§ Task objective: Output the records. Match them exactly.
[start Extracted records]
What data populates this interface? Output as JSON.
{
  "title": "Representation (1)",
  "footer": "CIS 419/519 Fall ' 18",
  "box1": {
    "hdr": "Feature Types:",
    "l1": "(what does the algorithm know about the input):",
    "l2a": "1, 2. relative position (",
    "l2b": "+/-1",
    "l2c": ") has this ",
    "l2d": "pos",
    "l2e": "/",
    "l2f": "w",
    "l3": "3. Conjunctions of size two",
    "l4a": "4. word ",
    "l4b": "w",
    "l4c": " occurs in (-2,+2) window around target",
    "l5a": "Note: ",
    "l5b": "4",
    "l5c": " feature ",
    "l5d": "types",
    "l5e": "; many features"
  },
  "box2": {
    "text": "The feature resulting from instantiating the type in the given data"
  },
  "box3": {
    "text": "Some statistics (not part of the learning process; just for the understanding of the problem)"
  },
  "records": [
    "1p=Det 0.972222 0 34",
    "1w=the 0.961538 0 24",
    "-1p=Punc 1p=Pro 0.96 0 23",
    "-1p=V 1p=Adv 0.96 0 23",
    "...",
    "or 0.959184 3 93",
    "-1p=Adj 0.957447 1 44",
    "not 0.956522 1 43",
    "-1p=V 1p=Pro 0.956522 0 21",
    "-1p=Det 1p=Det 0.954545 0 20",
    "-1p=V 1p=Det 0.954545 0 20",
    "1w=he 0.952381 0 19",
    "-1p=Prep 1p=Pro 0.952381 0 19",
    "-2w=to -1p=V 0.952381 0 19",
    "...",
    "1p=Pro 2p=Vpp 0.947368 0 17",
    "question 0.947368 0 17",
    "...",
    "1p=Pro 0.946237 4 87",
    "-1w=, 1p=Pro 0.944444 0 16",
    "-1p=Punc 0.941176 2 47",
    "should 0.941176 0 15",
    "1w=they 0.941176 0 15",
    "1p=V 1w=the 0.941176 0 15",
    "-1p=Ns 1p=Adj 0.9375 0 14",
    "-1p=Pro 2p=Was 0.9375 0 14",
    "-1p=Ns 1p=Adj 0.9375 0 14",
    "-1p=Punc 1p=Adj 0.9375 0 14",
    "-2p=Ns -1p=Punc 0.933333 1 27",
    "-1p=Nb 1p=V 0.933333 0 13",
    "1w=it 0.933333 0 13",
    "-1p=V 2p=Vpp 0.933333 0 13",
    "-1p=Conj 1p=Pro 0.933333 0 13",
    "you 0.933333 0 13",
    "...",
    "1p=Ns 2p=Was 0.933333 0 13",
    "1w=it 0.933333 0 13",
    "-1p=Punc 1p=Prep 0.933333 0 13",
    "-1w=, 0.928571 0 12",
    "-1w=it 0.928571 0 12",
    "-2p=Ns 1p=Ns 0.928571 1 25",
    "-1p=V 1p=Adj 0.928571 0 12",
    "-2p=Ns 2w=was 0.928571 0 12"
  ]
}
[end Extracted records]
§ Finished exercise:
What data populates this interface? Output as JSON.
{
  "title": "Representation (1)",
  "footer": "CIS 419/519 Fall ' 18",
  "box1": {
    "hdr": "Feature Types:",
    "l1": "(what does the algorithm know about the input):",
    "l2a": "1, 2. relative position (",
    "l2b": "+/-1",
    "l2c": ") has this ",
    "l2d": "pos",
    "l2e": "/",
    "l2f": "w",
    "l3": "3. Conjunctions of size two",
    "l4a": "4. word ",
    "l4b": "w",
    "l4c": " occurs in (-2,+2) window around target",
    "l5a": "Note: ",
    "l5b": "4",
    "l5c": " feature ",
    "l5d": "types",
    "l5e": "; many features"
  },
  "box2": {
    "text": "The feature resulting from instantiating the type in the given data"
  },
  "box3": {
    "text": "Some statistics (not part of the learning process; just for the understanding of the problem)"
  },
  "records": [
    "1p=Det 0.972222 0 34",
    "1w=the 0.961538 0 24",
    "-1p=Punc 1p=Pro 0.96 0 23",
    "-1p=V 1p=Adv 0.96 0 23",
    "...",
    "or 0.959184 3 93",
    "-1p=Adj 0.957447 1 44",
    "not 0.956522 1 43",
    "-1p=V 1p=Pro 0.956522 0 21",
    "-1p=Det 1p=Det 0.954545 0 20",
    "-1p=V 1p=Det 0.954545 0 20",
    "1w=he 0.952381 0 19",
    "-1p=Prep 1p=Pro 0.952381 0 19",
    "-2w=to -1p=V 0.952381 0 19",
    "...",
    "1p=Pro 2p=Vpp 0.947368 0 17",
    "question 0.947368 0 17",
    "...",
    "1p=Pro 0.946237 4 87",
    "-1w=, 1p=Pro 0.944444 0 16",
    "-1p=Punc 0.941176 2 47",
    "should 0.941176 0 15",
    "1w=they 0.941176 0 15",
    "1p=V 1w=the 0.941176 0 15",
    "-1p=Ns 1p=Adj 0.9375 0 14",
    "-1p=Pro 2p=Was 0.9375 0 14",
    "-1p=Ns 1p=Adj 0.9375 0 14",
    "-1p=Punc 1p=Adj 0.9375 0 14",
    "-2p=Ns -1p=Punc 0.933333 1 27",
    "-1p=Nb 1p=V 0.933333 0 13",
    "1w=it 0.933333 0 13",
    "-1p=V 2p=Vpp 0.933333 0 13",
    "-1p=Conj 1p=Pro 0.933333 0 13",
    "you 0.933333 0 13",
    "...",
    "1p=Ns 2p=Was 0.933333 0 13",
    "1w=it 0.933333 0 13",
    "-1p=Punc 1p=Prep 0.933333 0 13",
    "-1w=, 0.928571 0 12",
    "-1w=it 0.928571 0 12",
    "-2p=Ns 1p=Ns 0.928571 1 25",
    "-1p=V 1p=Adj 0.928571 0 12",
    "-2p=Ns 2w=was 0.928571 0 12"
  ]
}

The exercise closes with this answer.